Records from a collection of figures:
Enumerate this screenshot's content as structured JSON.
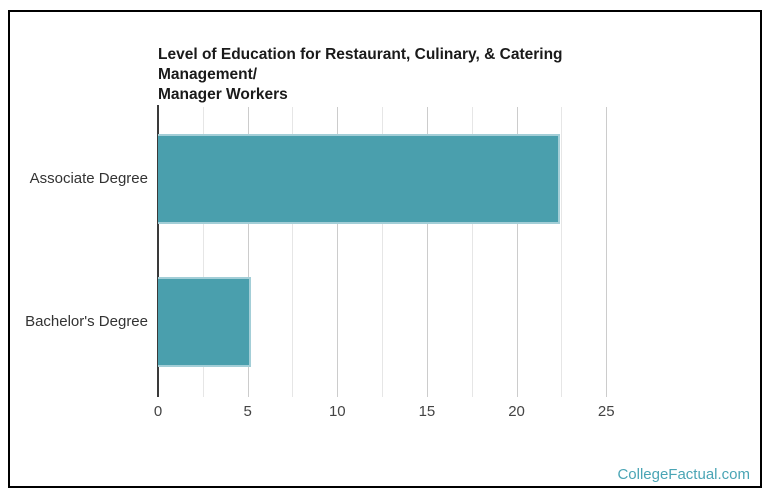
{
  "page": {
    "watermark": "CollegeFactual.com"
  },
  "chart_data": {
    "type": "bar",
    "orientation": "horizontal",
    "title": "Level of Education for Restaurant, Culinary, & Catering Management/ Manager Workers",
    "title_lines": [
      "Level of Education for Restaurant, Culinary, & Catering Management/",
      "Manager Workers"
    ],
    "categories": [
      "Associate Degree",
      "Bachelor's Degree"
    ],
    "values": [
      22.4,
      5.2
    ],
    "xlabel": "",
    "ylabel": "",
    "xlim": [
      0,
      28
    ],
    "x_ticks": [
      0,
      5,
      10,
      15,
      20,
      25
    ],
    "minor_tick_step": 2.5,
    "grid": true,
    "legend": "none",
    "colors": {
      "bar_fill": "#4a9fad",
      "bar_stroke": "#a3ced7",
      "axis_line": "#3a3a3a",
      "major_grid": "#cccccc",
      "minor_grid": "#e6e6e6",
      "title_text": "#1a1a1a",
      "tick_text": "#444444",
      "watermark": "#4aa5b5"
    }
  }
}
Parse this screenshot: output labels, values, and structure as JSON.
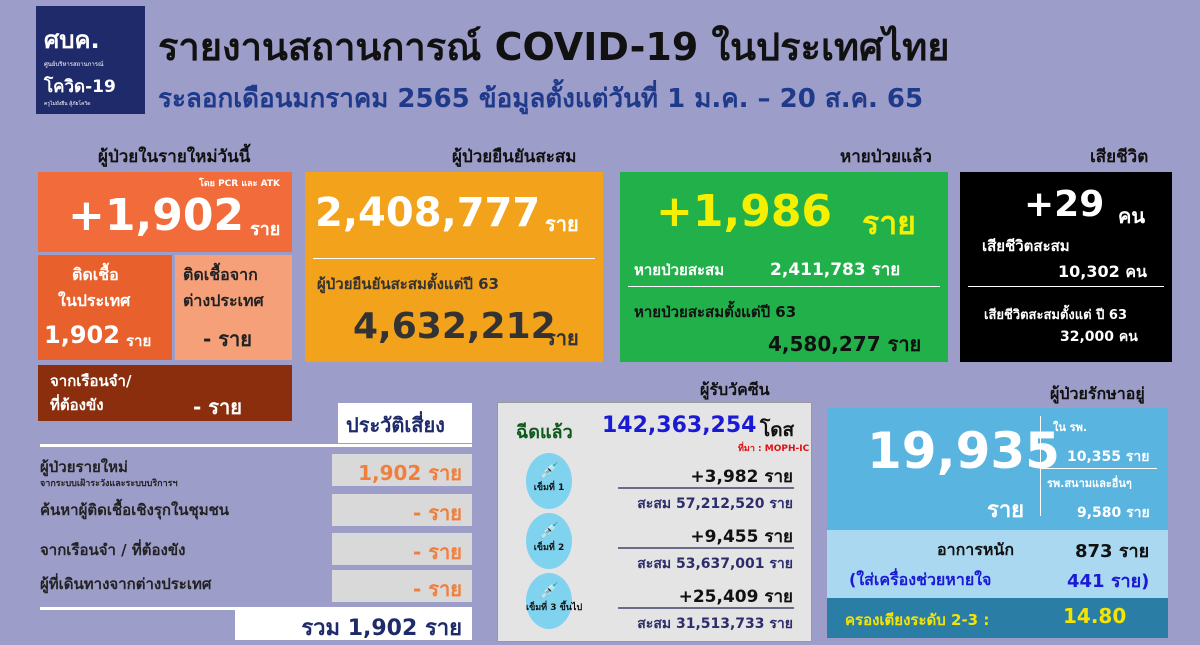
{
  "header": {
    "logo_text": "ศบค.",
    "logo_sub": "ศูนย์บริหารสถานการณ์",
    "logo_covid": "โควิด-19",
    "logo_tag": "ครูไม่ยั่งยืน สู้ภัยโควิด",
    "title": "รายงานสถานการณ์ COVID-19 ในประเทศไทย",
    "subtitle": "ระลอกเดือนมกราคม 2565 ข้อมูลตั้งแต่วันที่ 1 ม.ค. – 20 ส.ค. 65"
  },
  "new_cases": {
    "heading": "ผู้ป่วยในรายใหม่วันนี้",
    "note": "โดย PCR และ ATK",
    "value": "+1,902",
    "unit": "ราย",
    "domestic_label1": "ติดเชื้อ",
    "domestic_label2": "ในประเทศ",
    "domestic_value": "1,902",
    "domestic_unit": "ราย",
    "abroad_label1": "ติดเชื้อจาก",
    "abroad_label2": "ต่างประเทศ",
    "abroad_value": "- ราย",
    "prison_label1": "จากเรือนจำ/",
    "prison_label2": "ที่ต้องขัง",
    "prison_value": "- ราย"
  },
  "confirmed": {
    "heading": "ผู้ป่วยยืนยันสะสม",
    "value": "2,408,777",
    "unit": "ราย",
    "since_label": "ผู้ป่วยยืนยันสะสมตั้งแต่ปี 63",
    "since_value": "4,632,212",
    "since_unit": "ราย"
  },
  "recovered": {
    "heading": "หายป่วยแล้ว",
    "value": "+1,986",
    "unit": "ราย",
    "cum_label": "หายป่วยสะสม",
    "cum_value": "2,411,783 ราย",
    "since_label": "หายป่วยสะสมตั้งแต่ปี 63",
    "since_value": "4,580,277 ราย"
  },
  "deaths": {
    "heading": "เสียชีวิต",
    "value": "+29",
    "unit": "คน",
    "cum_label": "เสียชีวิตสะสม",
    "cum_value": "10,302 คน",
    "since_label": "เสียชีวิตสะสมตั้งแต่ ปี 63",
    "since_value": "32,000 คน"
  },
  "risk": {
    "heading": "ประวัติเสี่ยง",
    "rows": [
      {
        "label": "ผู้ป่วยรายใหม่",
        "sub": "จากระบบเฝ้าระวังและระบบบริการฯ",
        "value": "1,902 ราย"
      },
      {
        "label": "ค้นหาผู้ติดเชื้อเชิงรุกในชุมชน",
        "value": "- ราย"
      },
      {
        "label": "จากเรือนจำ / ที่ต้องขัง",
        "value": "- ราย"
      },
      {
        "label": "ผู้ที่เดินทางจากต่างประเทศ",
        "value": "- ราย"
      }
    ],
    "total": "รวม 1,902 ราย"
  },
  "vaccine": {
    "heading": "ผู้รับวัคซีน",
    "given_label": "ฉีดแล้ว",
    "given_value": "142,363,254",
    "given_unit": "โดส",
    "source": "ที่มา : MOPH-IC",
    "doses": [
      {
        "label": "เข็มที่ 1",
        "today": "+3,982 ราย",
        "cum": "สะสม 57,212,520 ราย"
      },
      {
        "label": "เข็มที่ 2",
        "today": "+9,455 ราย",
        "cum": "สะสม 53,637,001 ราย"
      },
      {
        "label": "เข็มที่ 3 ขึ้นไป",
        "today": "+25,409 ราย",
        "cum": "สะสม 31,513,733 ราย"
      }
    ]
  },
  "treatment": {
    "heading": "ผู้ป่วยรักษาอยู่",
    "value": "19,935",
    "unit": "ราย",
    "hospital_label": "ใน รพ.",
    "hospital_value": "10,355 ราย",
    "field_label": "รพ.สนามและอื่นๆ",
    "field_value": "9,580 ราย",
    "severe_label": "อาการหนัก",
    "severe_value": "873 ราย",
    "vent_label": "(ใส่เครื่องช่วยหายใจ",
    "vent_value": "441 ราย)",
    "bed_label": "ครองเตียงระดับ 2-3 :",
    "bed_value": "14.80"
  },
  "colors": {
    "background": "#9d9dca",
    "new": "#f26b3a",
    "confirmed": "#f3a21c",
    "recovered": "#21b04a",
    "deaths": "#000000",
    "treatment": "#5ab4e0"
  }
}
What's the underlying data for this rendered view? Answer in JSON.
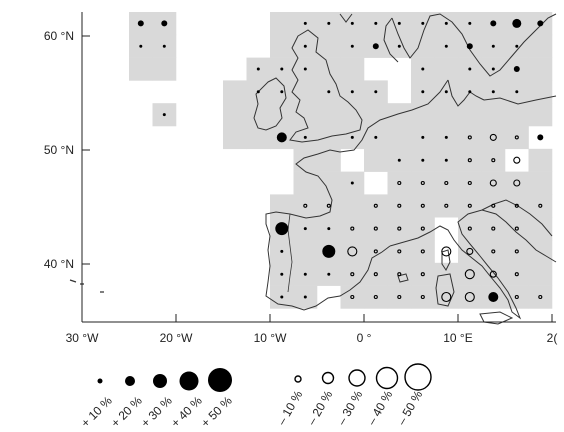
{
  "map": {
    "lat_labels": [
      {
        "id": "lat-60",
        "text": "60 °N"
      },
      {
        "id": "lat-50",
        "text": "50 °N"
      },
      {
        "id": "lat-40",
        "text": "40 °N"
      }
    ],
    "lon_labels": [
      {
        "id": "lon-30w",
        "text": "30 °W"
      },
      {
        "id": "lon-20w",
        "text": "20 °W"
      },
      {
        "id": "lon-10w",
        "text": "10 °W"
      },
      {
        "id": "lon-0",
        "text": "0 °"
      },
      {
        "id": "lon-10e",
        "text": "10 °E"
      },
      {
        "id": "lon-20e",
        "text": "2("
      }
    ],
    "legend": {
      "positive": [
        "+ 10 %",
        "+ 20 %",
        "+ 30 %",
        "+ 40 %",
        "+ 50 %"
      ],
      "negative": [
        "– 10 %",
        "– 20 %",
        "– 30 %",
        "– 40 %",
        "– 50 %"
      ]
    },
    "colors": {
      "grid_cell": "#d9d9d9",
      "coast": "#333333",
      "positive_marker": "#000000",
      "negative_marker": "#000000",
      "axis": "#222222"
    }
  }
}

*JOB*. Without the images, write out each line of the data verbatim.

*SOLUTION FOR THIS TASK*.
Enumerate this screenshot's content as structured JSON.
{
  "page": {
    "watermark": "CollegeFactual.com"
  },
  "chart_data": {
    "type": "bar",
    "orientation": "horizontal",
    "title": "Level of Education for Restaurant, Culinary, & Catering Management/ Manager Workers",
    "title_lines": [
      "Level of Education for Restaurant, Culinary, & Catering Management/",
      "Manager Workers"
    ],
    "categories": [
      "Associate Degree",
      "Bachelor's Degree"
    ],
    "values": [
      22.4,
      5.2
    ],
    "xlabel": "",
    "ylabel": "",
    "xlim": [
      0,
      28
    ],
    "x_ticks": [
      0,
      5,
      10,
      15,
      20,
      25
    ],
    "minor_tick_step": 2.5,
    "grid": true,
    "legend": "none",
    "colors": {
      "bar_fill": "#4a9fad",
      "bar_stroke": "#a3ced7",
      "axis_line": "#3a3a3a",
      "major_grid": "#cccccc",
      "minor_grid": "#e6e6e6",
      "title_text": "#1a1a1a",
      "tick_text": "#444444",
      "watermark": "#4aa5b5"
    }
  }
}
Parse this screenshot: output labels, values, and structure as JSON.
{
  "header": {
    "logo_text": "ศบค.",
    "logo_sub": "ศูนย์บริหารสถานการณ์",
    "logo_covid": "โควิด-19",
    "logo_tag": "ครูไม่ยั่งยืน สู้ภัยโควิด",
    "title": "รายงานสถานการณ์ COVID-19 ในประเทศไทย",
    "subtitle": "ระลอกเดือนมกราคม 2565 ข้อมูลตั้งแต่วันที่ 1 ม.ค. – 20 ส.ค. 65"
  },
  "new_cases": {
    "heading": "ผู้ป่วยในรายใหม่วันนี้",
    "note": "โดย PCR และ ATK",
    "value": "+1,902",
    "unit": "ราย",
    "domestic_label1": "ติดเชื้อ",
    "domestic_label2": "ในประเทศ",
    "domestic_value": "1,902",
    "domestic_unit": "ราย",
    "abroad_label1": "ติดเชื้อจาก",
    "abroad_label2": "ต่างประเทศ",
    "abroad_value": "- ราย",
    "prison_label1": "จากเรือนจำ/",
    "prison_label2": "ที่ต้องขัง",
    "prison_value": "- ราย"
  },
  "confirmed": {
    "heading": "ผู้ป่วยยืนยันสะสม",
    "value": "2,408,777",
    "unit": "ราย",
    "since_label": "ผู้ป่วยยืนยันสะสมตั้งแต่ปี 63",
    "since_value": "4,632,212",
    "since_unit": "ราย"
  },
  "recovered": {
    "heading": "หายป่วยแล้ว",
    "value": "+1,986",
    "unit": "ราย",
    "cum_label": "หายป่วยสะสม",
    "cum_value": "2,411,783 ราย",
    "since_label": "หายป่วยสะสมตั้งแต่ปี 63",
    "since_value": "4,580,277 ราย"
  },
  "deaths": {
    "heading": "เสียชีวิต",
    "value": "+29",
    "unit": "คน",
    "cum_label": "เสียชีวิตสะสม",
    "cum_value": "10,302 คน",
    "since_label": "เสียชีวิตสะสมตั้งแต่ ปี 63",
    "since_value": "32,000 คน"
  },
  "risk": {
    "heading": "ประวัติเสี่ยง",
    "rows": [
      {
        "label": "ผู้ป่วยรายใหม่",
        "sub": "จากระบบเฝ้าระวังและระบบบริการฯ",
        "value": "1,902 ราย"
      },
      {
        "label": "ค้นหาผู้ติดเชื้อเชิงรุกในชุมชน",
        "value": "- ราย"
      },
      {
        "label": "จากเรือนจำ / ที่ต้องขัง",
        "value": "- ราย"
      },
      {
        "label": "ผู้ที่เดินทางจากต่างประเทศ",
        "value": "- ราย"
      }
    ],
    "total": "รวม 1,902 ราย"
  },
  "vaccine": {
    "heading": "ผู้รับวัคซีน",
    "given_label": "ฉีดแล้ว",
    "given_value": "142,363,254",
    "given_unit": "โดส",
    "source": "ที่มา : MOPH-IC",
    "doses": [
      {
        "label": "เข็มที่ 1",
        "today": "+3,982 ราย",
        "cum": "สะสม 57,212,520 ราย"
      },
      {
        "label": "เข็มที่ 2",
        "today": "+9,455 ราย",
        "cum": "สะสม 53,637,001 ราย"
      },
      {
        "label": "เข็มที่ 3 ขึ้นไป",
        "today": "+25,409 ราย",
        "cum": "สะสม 31,513,733 ราย"
      }
    ]
  },
  "treatment": {
    "heading": "ผู้ป่วยรักษาอยู่",
    "value": "19,935",
    "unit": "ราย",
    "hospital_label": "ใน รพ.",
    "hospital_value": "10,355 ราย",
    "field_label": "รพ.สนามและอื่นๆ",
    "field_value": "9,580 ราย",
    "severe_label": "อาการหนัก",
    "severe_value": "873 ราย",
    "vent_label": "(ใส่เครื่องช่วยหายใจ",
    "vent_value": "441 ราย)",
    "bed_label": "ครองเตียงระดับ 2-3 :",
    "bed_value": "14.80"
  },
  "colors": {
    "background": "#9d9dca",
    "new": "#f26b3a",
    "confirmed": "#f3a21c",
    "recovered": "#21b04a",
    "deaths": "#000000",
    "treatment": "#5ab4e0"
  }
}
What's the underlying data for this rendered view? Answer in JSON.
{
  "map": {
    "lat_labels": [
      {
        "id": "lat-60",
        "text": "60 °N"
      },
      {
        "id": "lat-50",
        "text": "50 °N"
      },
      {
        "id": "lat-40",
        "text": "40 °N"
      }
    ],
    "lon_labels": [
      {
        "id": "lon-30w",
        "text": "30 °W"
      },
      {
        "id": "lon-20w",
        "text": "20 °W"
      },
      {
        "id": "lon-10w",
        "text": "10 °W"
      },
      {
        "id": "lon-0",
        "text": "0 °"
      },
      {
        "id": "lon-10e",
        "text": "10 °E"
      },
      {
        "id": "lon-20e",
        "text": "2("
      }
    ],
    "legend": {
      "positive": [
        "+ 10 %",
        "+ 20 %",
        "+ 30 %",
        "+ 40 %",
        "+ 50 %"
      ],
      "negative": [
        "– 10 %",
        "– 20 %",
        "– 30 %",
        "– 40 %",
        "– 50 %"
      ]
    },
    "colors": {
      "grid_cell": "#d9d9d9",
      "coast": "#333333",
      "positive_marker": "#000000",
      "negative_marker": "#000000",
      "axis": "#222222"
    }
  }
}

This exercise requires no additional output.